● Task to complete
Set down every entry word for word. Omit the pictures.

>> start Provided material

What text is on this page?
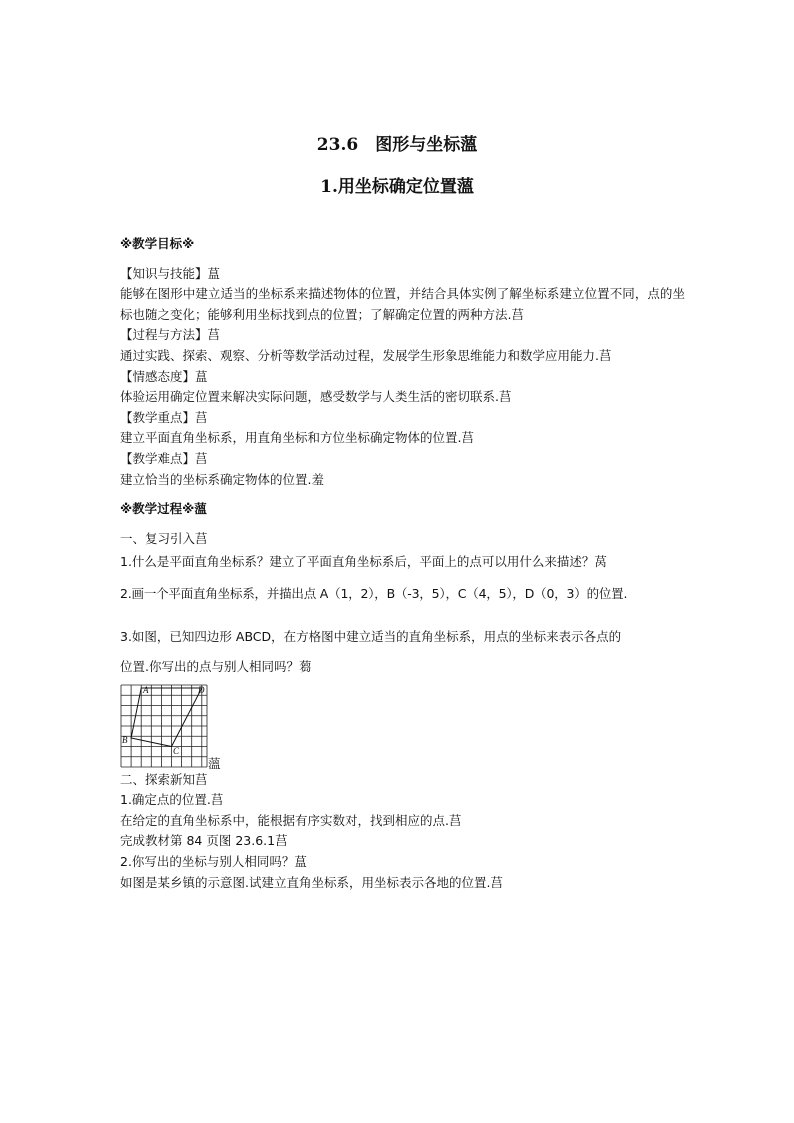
23.6　图形与坐标薀
1.用坐标确定位置薀
※教学目标※
【知识与技能】蒀
能够在图形中建立适当的坐标系来描述物体的位置，并结合具体实例了解坐标系建立位置不同，点的坐标也随之变化；能够利用坐标找到点的位置；了解确定位置的两种方法.莒
【过程与方法】莒
通过实践、探索、观察、分析等数学活动过程，发展学生形象思维能力和数学应用能力.莒
【情感态度】蒀
体验运用确定位置来解决实际问题，感受数学与人类生活的密切联系.莒
【教学重点】莒
建立平面直角坐标系，用直角坐标和方位坐标确定物体的位置.莒
【教学难点】莒
建立恰当的坐标系确定物体的位置.羞
※教学过程※薀
一、复习引入莒
1.什么是平面直角坐标系？建立了平面直角坐标系后，平面上的点可以用什么来描述？莴
2.画一个平面直角坐标系，并描出点 A（1，2），B（-3，5），C（4，5），D（0，3）的位置.
3.如图，已知四边形 ABCD，在方格图中建立适当的直角坐标系，用点的坐标来表示各点的
位置.你写出的点与别人相同吗？蒭
A	D
B
C
薀
二、探索新知莒
1.确定点的位置.莒
在给定的直角坐标系中，能根据有序实数对，找到相应的点.莒
完成教材第 84 页图 23.6.1莒
2.你写出的坐标与别人相同吗？蒀
如图是某乡镇的示意图.试建立直角坐标系，用坐标表示各地的位置.莒
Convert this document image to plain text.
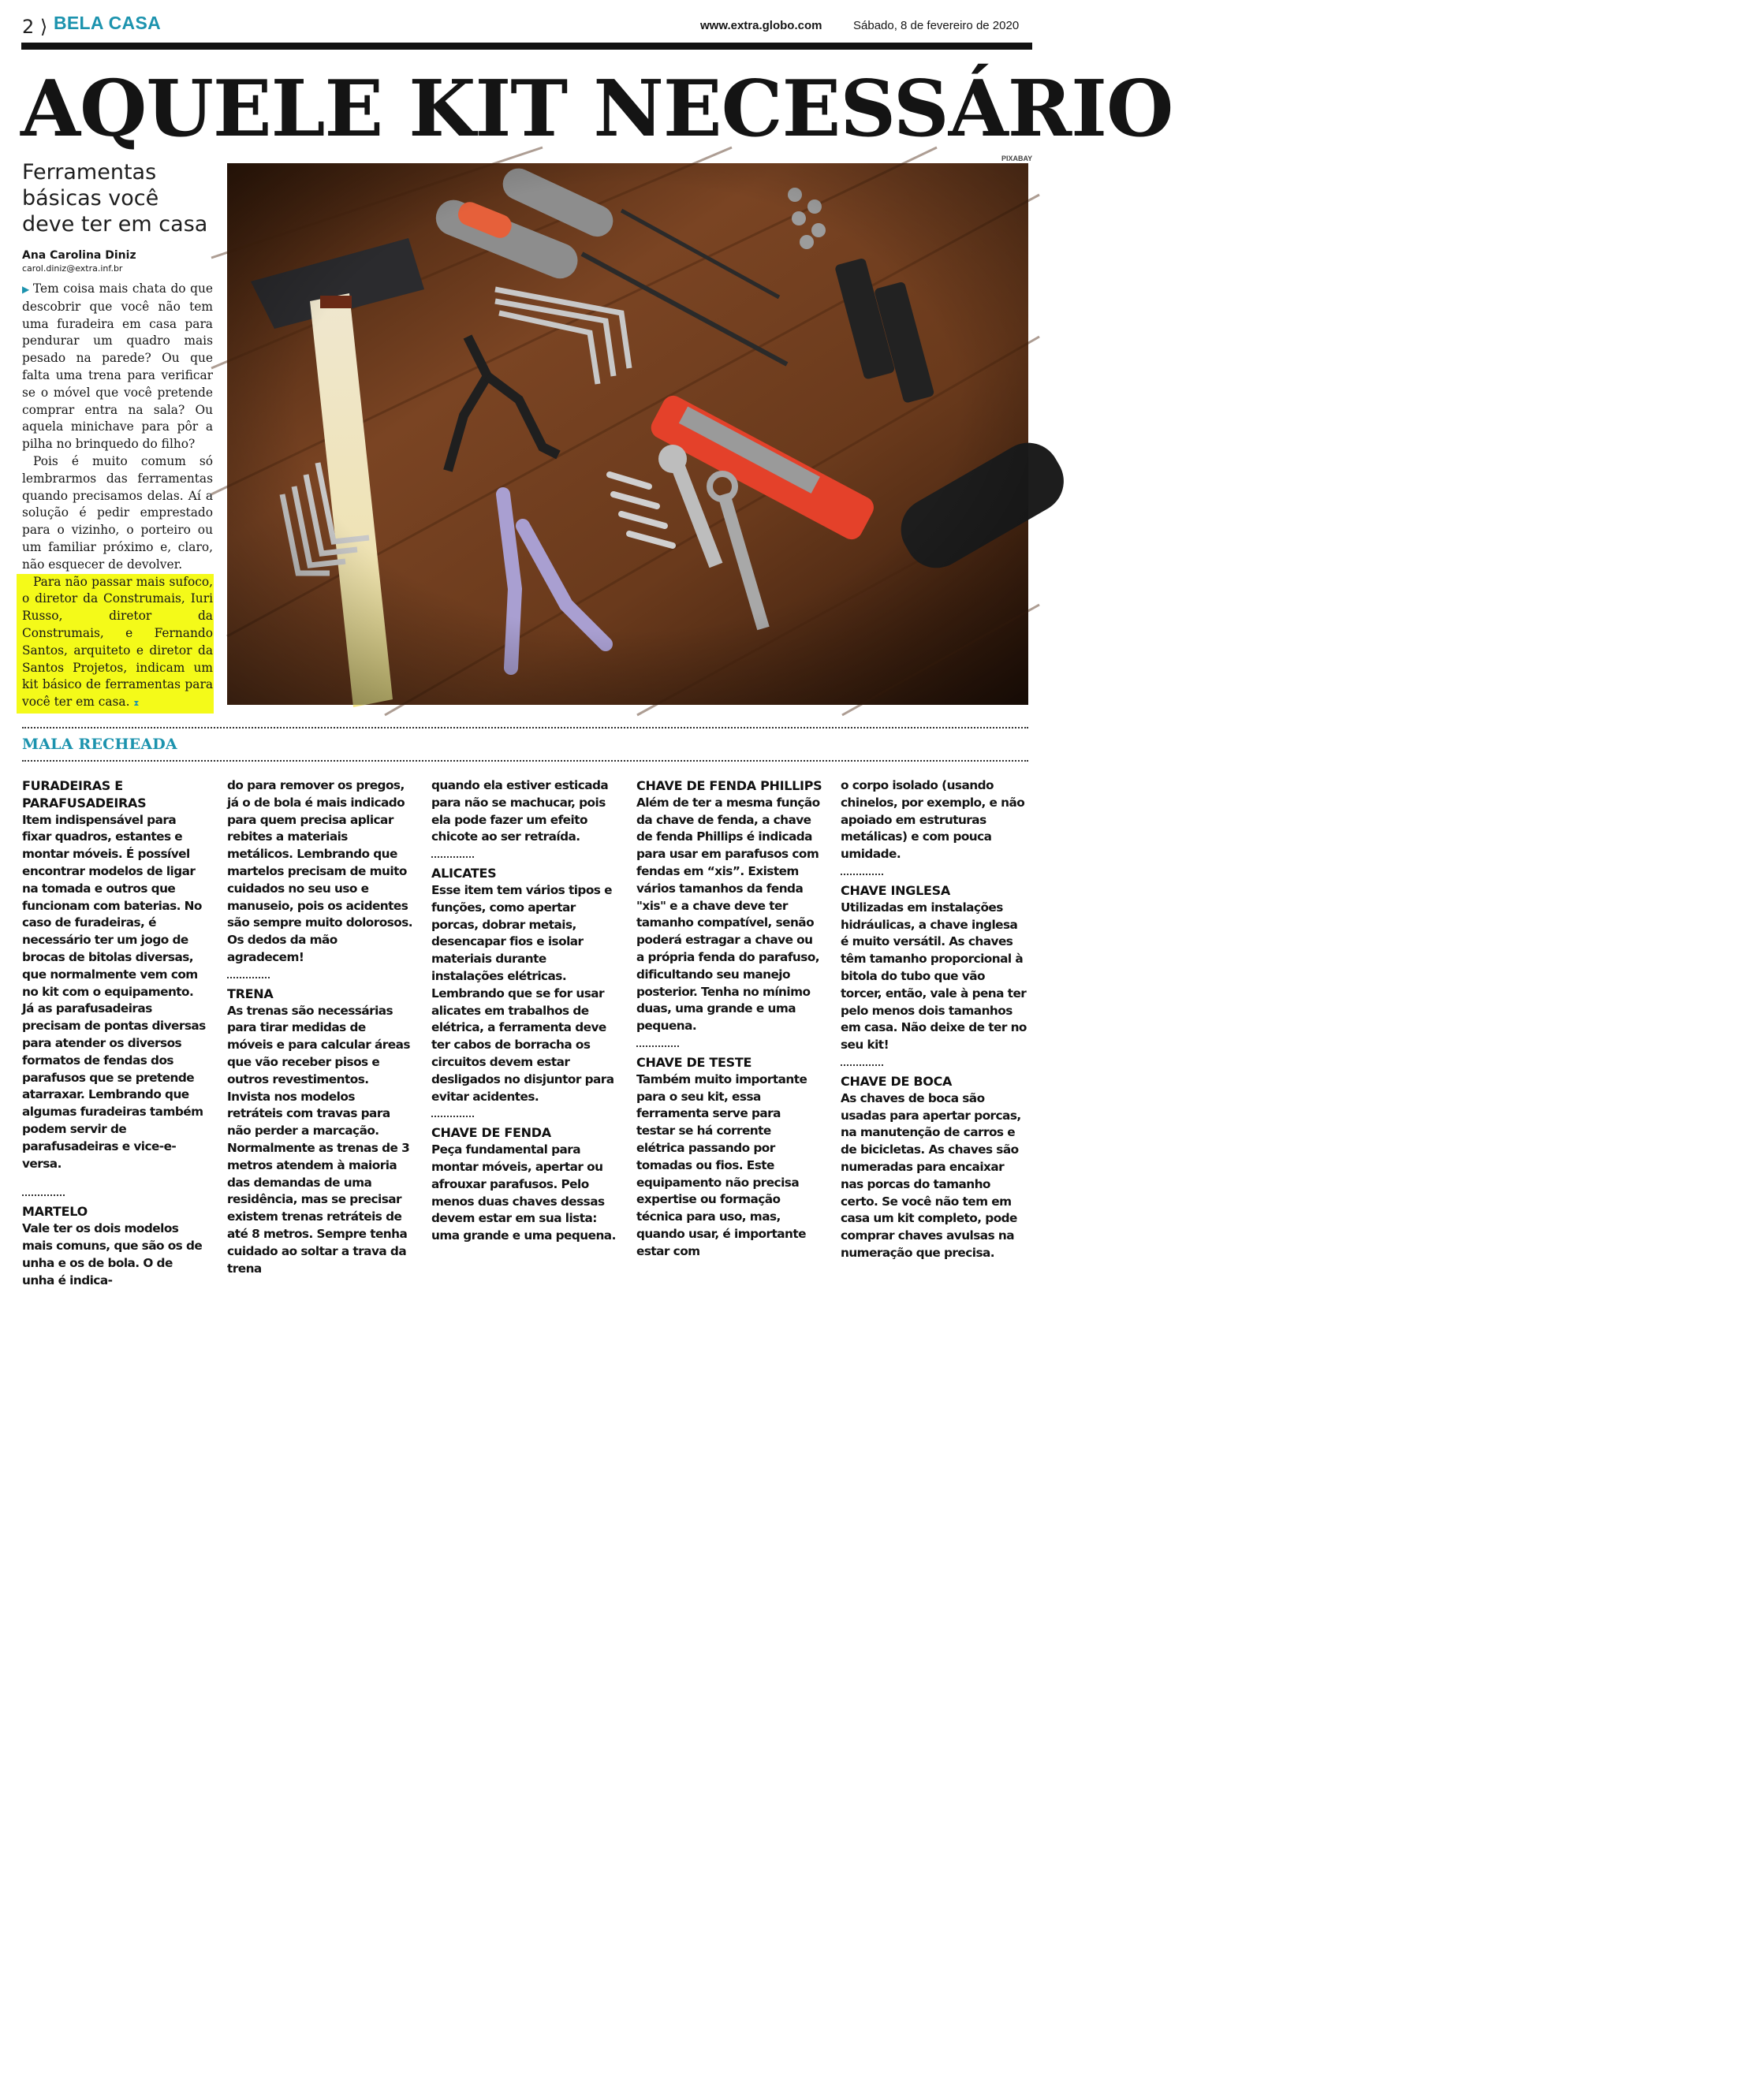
2 ⟩ BELA CASA	www.extra.globo.com	Sábado, 8 de fevereiro de 2020
AQUELE KIT NECESSÁRIO
Ferramentas básicas você deve ter em casa
Ana Carolina Diniz
carol.diniz@extra.inf.br

▶ Tem coisa mais chata do que descobrir que você não tem uma furadeira em casa para pendurar um quadro mais pesado na parede? Ou que falta uma trena para verificar se o móvel que você pretende comprar entra na sala? Ou aquela minichave para pôr a pilha no brinquedo do filho?

Pois é muito comum só lembrarmos das ferramentas quando precisamos delas. Aí a solução é pedir emprestado para o vizinho, o porteiro ou um familiar próximo e, claro, não esquecer de devolver.

Para não passar mais sufoco, o diretor da Construmais, Iuri Russo, diretor da Construmais, e Fernando Santos, arquiteto e diretor da Santos Projetos, indicam um kit básico de ferramentas para você ter em casa. ⧗

PIXABAY
MALA RECHEADA
FURADEIRAS E PARAFUSADEIRAS
Item indispensável para fixar quadros, estantes e montar móveis. É possível encontrar modelos de ligar na tomada e outros que funcionam com baterias. No caso de furadeiras, é necessário ter um jogo de brocas de bitolas diversas, que normalmente vem com no kit com o equipamento. Já as parafusadeiras precisam de pontas diversas para atender os diversos formatos de fendas dos parafusos que se pretende atarraxar. Lembrando que algumas furadeiras também podem servir de parafusadeiras e vice-e-versa.
MARTELO
Vale ter os dois modelos mais comuns, que são os de unha e os de bola. O de unha é indica-
do para remover os pregos, já o de bola é mais indicado para quem precisa aplicar rebites a materiais metálicos. Lembrando que martelos precisam de muito cuidados no seu uso e manuseio, pois os acidentes são sempre muito dolorosos. Os dedos da mão agradecem!
TRENA
As trenas são necessárias para tirar medidas de móveis e para calcular áreas que vão receber pisos e outros revestimentos. Invista nos modelos retráteis com travas para não perder a marcação. Normalmente as trenas de 3 metros atendem à maioria das demandas de uma residência, mas se precisar existem trenas retráteis de até 8 metros. Sempre tenha cuidado ao soltar a trava da trena
quando ela estiver esticada para não se machucar, pois ela pode fazer um efeito chicote ao ser retraída.
ALICATES
Esse item tem vários tipos e funções, como apertar porcas, dobrar metais, desencapar fios e isolar materiais durante instalações elétricas. Lembrando que se for usar alicates em trabalhos de elétrica, a ferramenta deve ter cabos de borracha os circuitos devem estar desligados no disjuntor para evitar acidentes.
CHAVE DE FENDA
Peça fundamental para montar móveis, apertar ou afrouxar parafusos. Pelo menos duas chaves dessas devem estar em sua lista: uma grande e uma pequena.
CHAVE DE FENDA PHILLIPS
Além de ter a mesma função da chave de fenda, a chave de fenda Phillips é indicada para usar em parafusos com fendas em “xis”. Existem vários tamanhos da fenda "xis" e a chave deve ter tamanho compatível, senão poderá estragar a chave ou a própria fenda do parafuso, dificultando seu manejo posterior. Tenha no mínimo duas, uma grande e uma pequena.
CHAVE DE TESTE
Também muito importante para o seu kit, essa ferramenta serve para testar se há corrente elétrica passando por tomadas ou fios. Este equipamento não precisa expertise ou formação técnica para uso, mas, quando usar, é importante estar com
o corpo isolado (usando chinelos, por exemplo, e não apoiado em estruturas metálicas) e com pouca umidade.
CHAVE INGLESA
Utilizadas em instalações hidráulicas, a chave inglesa é muito versátil. As chaves têm tamanho proporcional à bitola do tubo que vão torcer, então, vale à pena ter pelo menos dois tamanhos em casa. Não deixe de ter no seu kit!
CHAVE DE BOCA
As chaves de boca são usadas para apertar porcas, na manutenção de carros e de bicicletas. As chaves são numeradas para encaixar nas porcas do tamanho certo. Se você não tem em casa um kit completo, pode comprar chaves avulsas na numeração que precisa.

>> end Provided material

● Full output
What text is on this page?
23.6　图形与坐标薀
1.用坐标确定位置薀
※教学目标※
【知识与技能】蒀
能够在图形中建立适当的坐标系来描述物体的位置，并结合具体实例了解坐标系建立位置不同，点的坐标也随之变化；能够利用坐标找到点的位置；了解确定位置的两种方法.莒
【过程与方法】莒
通过实践、探索、观察、分析等数学活动过程，发展学生形象思维能力和数学应用能力.莒
【情感态度】蒀
体验运用确定位置来解决实际问题，感受数学与人类生活的密切联系.莒
【教学重点】莒
建立平面直角坐标系，用直角坐标和方位坐标确定物体的位置.莒
【教学难点】莒
建立恰当的坐标系确定物体的位置.羞
※教学过程※薀
一、复习引入莒
1.什么是平面直角坐标系？建立了平面直角坐标系后，平面上的点可以用什么来描述？莴
2.画一个平面直角坐标系，并描出点 A（1，2），B（-3，5），C（4，5），D（0，3）的位置.
3.如图，已知四边形 ABCD，在方格图中建立适当的直角坐标系，用点的坐标来表示各点的
位置.你写出的点与别人相同吗？蒭
A	D
B
C
薀
二、探索新知莒
1.确定点的位置.莒
在给定的直角坐标系中，能根据有序实数对，找到相应的点.莒
完成教材第 84 页图 23.6.1莒
2.你写出的坐标与别人相同吗？蒀
如图是某乡镇的示意图.试建立直角坐标系，用坐标表示各地的位置.莒
Convert this document image to plain text.
2 ⟩ BELA CASA	www.extra.globo.com	Sábado, 8 de fevereiro de 2020
AQUELE KIT NECESSÁRIO
Ferramentas básicas você deve ter em casa
Ana Carolina Diniz
carol.diniz@extra.inf.br

▶ Tem coisa mais chata do que descobrir que você não tem uma furadeira em casa para pendurar um quadro mais pesado na parede? Ou que falta uma trena para verificar se o móvel que você pretende comprar entra na sala? Ou aquela minichave para pôr a pilha no brinquedo do filho?

Pois é muito comum só lembrarmos das ferramentas quando precisamos delas. Aí a solução é pedir emprestado para o vizinho, o porteiro ou um familiar próximo e, claro, não esquecer de devolver.

Para não passar mais sufoco, o diretor da Construmais, Iuri Russo, diretor da Construmais, e Fernando Santos, arquiteto e diretor da Santos Projetos, indicam um kit básico de ferramentas para você ter em casa. ⧗

PIXABAY
MALA RECHEADA
FURADEIRAS E PARAFUSADEIRAS
Item indispensável para fixar quadros, estantes e montar móveis. É possível encontrar modelos de ligar na tomada e outros que funcionam com baterias. No caso de furadeiras, é necessário ter um jogo de brocas de bitolas diversas, que normalmente vem com no kit com o equipamento. Já as parafusadeiras precisam de pontas diversas para atender os diversos formatos de fendas dos parafusos que se pretende atarraxar. Lembrando que algumas furadeiras também podem servir de parafusadeiras e vice-e-versa.
MARTELO
Vale ter os dois modelos mais comuns, que são os de unha e os de bola. O de unha é indica-
do para remover os pregos, já o de bola é mais indicado para quem precisa aplicar rebites a materiais metálicos. Lembrando que martelos precisam de muito cuidados no seu uso e manuseio, pois os acidentes são sempre muito dolorosos. Os dedos da mão agradecem!
TRENA
As trenas são necessárias para tirar medidas de móveis e para calcular áreas que vão receber pisos e outros revestimentos. Invista nos modelos retráteis com travas para não perder a marcação. Normalmente as trenas de 3 metros atendem à maioria das demandas de uma residência, mas se precisar existem trenas retráteis de até 8 metros. Sempre tenha cuidado ao soltar a trava da trena
quando ela estiver esticada para não se machucar, pois ela pode fazer um efeito chicote ao ser retraída.
ALICATES
Esse item tem vários tipos e funções, como apertar porcas, dobrar metais, desencapar fios e isolar materiais durante instalações elétricas. Lembrando que se for usar alicates em trabalhos de elétrica, a ferramenta deve ter cabos de borracha os circuitos devem estar desligados no disjuntor para evitar acidentes.
CHAVE DE FENDA
Peça fundamental para montar móveis, apertar ou afrouxar parafusos. Pelo menos duas chaves dessas devem estar em sua lista: uma grande e uma pequena.
CHAVE DE FENDA PHILLIPS
Além de ter a mesma função da chave de fenda, a chave de fenda Phillips é indicada para usar em parafusos com fendas em “xis”. Existem vários tamanhos da fenda "xis" e a chave deve ter tamanho compatível, senão poderá estragar a chave ou a própria fenda do parafuso, dificultando seu manejo posterior. Tenha no mínimo duas, uma grande e uma pequena.
CHAVE DE TESTE
Também muito importante para o seu kit, essa ferramenta serve para testar se há corrente elétrica passando por tomadas ou fios. Este equipamento não precisa expertise ou formação técnica para uso, mas, quando usar, é importante estar com
o corpo isolado (usando chinelos, por exemplo, e não apoiado em estruturas metálicas) e com pouca umidade.
CHAVE INGLESA
Utilizadas em instalações hidráulicas, a chave inglesa é muito versátil. As chaves têm tamanho proporcional à bitola do tubo que vão torcer, então, vale à pena ter pelo menos dois tamanhos em casa. Não deixe de ter no seu kit!
CHAVE DE BOCA
As chaves de boca são usadas para apertar porcas, na manutenção de carros e de bicicletas. As chaves são numeradas para encaixar nas porcas do tamanho certo. Se você não tem em casa um kit completo, pode comprar chaves avulsas na numeração que precisa.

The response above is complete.